Data entries:

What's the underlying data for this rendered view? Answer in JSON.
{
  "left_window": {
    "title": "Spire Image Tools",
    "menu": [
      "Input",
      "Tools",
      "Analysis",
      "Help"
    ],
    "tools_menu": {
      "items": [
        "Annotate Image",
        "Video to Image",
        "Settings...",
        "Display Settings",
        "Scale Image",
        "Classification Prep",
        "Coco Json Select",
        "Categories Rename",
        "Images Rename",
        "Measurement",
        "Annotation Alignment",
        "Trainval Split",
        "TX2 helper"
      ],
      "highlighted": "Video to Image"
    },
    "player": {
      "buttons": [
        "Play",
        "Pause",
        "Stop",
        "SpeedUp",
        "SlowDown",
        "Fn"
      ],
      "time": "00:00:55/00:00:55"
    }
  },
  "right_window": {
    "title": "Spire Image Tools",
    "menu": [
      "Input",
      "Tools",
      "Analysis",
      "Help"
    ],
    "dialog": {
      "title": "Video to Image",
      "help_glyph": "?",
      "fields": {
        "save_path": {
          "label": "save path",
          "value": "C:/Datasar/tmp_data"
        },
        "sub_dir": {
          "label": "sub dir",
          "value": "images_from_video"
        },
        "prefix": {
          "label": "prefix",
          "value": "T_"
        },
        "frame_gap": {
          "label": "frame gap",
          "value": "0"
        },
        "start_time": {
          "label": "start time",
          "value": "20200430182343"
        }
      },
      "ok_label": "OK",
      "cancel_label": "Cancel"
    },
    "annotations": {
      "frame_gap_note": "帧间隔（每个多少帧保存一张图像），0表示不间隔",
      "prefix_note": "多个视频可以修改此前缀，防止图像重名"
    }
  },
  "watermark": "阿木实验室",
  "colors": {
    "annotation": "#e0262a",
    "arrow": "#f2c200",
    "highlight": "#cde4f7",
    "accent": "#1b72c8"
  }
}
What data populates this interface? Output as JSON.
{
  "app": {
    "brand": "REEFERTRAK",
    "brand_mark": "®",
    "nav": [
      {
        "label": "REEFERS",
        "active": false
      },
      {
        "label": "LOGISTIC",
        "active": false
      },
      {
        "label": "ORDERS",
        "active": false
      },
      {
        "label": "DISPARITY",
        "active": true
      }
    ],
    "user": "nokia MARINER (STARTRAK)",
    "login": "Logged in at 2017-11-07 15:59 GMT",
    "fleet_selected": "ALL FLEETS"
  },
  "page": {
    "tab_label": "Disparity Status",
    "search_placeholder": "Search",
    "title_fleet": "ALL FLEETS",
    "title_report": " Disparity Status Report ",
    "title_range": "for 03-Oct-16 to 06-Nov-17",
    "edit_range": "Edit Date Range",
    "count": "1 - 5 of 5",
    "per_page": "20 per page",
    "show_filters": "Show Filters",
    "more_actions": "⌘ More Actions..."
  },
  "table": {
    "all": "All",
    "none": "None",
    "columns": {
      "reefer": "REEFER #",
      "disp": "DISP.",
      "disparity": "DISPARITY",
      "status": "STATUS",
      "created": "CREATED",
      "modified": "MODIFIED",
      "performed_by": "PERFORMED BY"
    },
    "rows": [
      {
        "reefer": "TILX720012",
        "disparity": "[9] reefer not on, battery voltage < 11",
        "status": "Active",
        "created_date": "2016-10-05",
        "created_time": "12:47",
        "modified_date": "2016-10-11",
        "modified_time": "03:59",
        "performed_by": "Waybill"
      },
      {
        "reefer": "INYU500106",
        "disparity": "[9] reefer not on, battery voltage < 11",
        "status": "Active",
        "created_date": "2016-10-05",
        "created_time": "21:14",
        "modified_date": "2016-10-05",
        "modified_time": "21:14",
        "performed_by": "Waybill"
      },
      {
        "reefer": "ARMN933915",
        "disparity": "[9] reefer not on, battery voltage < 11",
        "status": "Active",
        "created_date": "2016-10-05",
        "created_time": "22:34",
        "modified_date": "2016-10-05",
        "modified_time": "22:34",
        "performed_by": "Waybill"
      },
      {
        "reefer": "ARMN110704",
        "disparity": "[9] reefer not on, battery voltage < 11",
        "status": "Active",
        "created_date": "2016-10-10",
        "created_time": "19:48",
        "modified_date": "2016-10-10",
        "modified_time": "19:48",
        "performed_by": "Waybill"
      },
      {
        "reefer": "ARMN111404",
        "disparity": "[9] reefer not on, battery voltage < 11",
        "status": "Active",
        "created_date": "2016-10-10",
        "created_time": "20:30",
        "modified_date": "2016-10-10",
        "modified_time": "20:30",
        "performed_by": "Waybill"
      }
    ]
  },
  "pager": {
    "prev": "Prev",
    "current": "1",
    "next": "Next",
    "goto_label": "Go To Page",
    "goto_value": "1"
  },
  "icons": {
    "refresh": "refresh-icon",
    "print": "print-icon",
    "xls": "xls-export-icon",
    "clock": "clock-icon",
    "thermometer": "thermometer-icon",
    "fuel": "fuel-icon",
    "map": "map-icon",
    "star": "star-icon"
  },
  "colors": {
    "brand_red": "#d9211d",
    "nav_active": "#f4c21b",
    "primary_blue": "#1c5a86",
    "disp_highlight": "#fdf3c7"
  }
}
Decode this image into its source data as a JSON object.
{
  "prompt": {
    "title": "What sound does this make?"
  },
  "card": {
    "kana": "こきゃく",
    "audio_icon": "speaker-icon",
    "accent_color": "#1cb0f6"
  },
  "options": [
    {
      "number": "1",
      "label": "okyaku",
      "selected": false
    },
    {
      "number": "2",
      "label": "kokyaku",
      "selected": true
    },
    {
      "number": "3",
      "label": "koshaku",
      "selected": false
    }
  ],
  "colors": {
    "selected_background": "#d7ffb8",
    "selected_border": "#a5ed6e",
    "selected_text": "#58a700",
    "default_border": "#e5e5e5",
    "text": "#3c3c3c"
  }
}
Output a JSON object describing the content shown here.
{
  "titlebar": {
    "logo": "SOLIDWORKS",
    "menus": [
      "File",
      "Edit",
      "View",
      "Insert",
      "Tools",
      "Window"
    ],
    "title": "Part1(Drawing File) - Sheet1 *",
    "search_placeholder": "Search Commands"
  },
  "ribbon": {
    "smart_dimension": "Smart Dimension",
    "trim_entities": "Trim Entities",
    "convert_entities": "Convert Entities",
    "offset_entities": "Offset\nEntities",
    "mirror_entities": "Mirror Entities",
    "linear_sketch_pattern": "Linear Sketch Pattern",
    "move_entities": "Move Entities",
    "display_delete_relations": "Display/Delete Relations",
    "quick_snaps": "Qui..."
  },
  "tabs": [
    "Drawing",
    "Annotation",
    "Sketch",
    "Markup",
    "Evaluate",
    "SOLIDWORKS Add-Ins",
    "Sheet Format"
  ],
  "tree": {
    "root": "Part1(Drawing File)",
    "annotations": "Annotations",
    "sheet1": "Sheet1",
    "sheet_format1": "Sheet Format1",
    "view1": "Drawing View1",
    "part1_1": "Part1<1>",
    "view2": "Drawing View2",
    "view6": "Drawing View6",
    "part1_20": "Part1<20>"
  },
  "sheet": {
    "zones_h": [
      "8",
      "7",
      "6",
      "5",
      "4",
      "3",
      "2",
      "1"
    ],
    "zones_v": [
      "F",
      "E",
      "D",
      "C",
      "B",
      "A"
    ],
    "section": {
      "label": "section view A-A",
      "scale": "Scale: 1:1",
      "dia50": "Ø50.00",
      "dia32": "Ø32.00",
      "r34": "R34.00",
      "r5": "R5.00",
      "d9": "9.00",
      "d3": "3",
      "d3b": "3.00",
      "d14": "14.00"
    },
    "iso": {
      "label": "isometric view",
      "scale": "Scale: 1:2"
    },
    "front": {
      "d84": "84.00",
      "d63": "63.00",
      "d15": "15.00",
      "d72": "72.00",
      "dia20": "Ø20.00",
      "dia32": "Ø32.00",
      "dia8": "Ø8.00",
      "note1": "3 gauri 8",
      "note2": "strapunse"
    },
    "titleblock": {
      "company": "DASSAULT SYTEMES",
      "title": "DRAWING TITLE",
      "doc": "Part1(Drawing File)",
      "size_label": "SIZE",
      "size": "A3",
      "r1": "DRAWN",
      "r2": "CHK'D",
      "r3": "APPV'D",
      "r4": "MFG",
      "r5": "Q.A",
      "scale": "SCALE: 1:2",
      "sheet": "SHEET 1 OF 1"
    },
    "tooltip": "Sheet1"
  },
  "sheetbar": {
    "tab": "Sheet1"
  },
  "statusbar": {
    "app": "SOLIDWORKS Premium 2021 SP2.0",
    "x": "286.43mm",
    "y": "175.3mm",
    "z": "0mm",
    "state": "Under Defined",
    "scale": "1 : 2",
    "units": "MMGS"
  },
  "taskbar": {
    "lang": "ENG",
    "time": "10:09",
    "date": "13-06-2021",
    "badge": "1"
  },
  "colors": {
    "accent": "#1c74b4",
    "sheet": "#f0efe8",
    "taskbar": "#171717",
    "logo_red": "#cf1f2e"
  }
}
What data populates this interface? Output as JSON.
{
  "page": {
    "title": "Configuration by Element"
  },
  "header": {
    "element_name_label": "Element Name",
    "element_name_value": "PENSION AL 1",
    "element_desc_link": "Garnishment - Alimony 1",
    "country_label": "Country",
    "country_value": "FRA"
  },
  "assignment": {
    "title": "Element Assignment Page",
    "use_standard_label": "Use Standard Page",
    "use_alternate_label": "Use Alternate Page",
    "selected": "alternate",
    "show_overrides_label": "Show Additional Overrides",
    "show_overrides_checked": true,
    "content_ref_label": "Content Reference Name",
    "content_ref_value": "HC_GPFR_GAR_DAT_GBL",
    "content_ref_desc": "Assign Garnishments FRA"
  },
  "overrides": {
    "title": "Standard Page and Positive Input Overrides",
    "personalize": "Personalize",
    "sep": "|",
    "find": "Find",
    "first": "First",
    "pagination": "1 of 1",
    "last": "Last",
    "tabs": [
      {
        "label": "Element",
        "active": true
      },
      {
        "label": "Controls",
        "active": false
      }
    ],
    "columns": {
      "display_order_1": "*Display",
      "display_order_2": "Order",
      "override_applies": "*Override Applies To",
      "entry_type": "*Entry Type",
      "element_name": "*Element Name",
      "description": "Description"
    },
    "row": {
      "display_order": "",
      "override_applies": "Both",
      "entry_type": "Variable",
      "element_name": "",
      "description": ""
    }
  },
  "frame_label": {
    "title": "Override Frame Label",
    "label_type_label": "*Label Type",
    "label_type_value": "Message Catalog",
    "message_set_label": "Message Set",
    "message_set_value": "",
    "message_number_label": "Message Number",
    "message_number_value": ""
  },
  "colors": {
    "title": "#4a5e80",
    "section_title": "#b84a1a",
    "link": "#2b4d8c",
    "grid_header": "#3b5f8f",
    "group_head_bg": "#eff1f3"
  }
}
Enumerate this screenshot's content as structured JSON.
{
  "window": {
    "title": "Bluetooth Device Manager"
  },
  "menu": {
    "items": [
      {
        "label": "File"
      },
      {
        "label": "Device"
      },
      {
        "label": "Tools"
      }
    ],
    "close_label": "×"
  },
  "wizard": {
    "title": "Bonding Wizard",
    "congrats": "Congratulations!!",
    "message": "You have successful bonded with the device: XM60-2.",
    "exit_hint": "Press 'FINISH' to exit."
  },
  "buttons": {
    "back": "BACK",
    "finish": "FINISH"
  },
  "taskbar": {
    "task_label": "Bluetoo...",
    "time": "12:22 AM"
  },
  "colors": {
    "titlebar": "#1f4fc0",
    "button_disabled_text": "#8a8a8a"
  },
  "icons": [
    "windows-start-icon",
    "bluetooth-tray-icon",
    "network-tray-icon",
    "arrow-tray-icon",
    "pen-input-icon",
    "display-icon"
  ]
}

The problem: Copy exactly the lines from the one containing "Enumerate this screenshot's" through the last line of the records, both included, and nothing else.

Written response:
Enumerate this screenshot's content as structured JSON.
{
  "window": {
    "title": "Bluetooth Device Manager"
  },
  "menu": {
    "items": [
      {
        "label": "File"
      },
      {
        "label": "Device"
      },
      {
        "label": "Tools"
      }
    ],
    "close_label": "×"
  },
  "wizard": {
    "title": "Bonding Wizard",
    "congrats": "Congratulations!!",
    "message": "You have successful bonded with the device: XM60-2.",
    "exit_hint": "Press 'FINISH' to exit."
  },
  "buttons": {
    "back": "BACK",
    "finish": "FINISH"
  },
  "taskbar": {
    "task_label": "Bluetoo...",
    "time": "12:22 AM"
  },
  "colors": {
    "titlebar": "#1f4fc0",
    "button_disabled_text": "#8a8a8a"
  },
  "icons": [
    "windows-start-icon",
    "bluetooth-tray-icon",
    "network-tray-icon",
    "arrow-tray-icon",
    "pen-input-icon",
    "display-icon"
  ]
}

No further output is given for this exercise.